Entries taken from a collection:
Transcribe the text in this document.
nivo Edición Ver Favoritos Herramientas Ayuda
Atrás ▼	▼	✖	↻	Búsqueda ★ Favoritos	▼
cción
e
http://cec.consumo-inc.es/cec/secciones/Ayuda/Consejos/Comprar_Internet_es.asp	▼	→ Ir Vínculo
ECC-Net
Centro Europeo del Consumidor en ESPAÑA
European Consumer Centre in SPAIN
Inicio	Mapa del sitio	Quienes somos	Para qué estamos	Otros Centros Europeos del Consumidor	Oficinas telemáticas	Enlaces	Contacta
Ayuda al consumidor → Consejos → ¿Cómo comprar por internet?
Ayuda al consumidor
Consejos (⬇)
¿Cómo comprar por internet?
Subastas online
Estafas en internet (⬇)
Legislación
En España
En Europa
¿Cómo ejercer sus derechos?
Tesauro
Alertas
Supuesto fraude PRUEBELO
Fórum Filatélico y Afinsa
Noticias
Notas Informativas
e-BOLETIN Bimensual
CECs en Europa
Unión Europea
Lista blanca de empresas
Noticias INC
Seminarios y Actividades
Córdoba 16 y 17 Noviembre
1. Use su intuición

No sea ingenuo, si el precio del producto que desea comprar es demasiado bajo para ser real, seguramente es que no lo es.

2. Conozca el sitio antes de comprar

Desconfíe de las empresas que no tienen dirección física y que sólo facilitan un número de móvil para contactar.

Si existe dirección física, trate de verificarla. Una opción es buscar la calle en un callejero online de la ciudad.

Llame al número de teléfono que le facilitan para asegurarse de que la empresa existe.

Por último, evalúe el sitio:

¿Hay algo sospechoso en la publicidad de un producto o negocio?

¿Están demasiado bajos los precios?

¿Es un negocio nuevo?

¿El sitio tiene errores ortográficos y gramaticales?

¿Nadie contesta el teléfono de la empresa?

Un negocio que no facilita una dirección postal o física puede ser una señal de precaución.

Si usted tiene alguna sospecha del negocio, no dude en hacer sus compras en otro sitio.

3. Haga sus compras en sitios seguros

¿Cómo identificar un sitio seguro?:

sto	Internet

Exercise task >> Report the number of lines above containing the word "Ayuda", with no other text.

Answer to this problem >> 4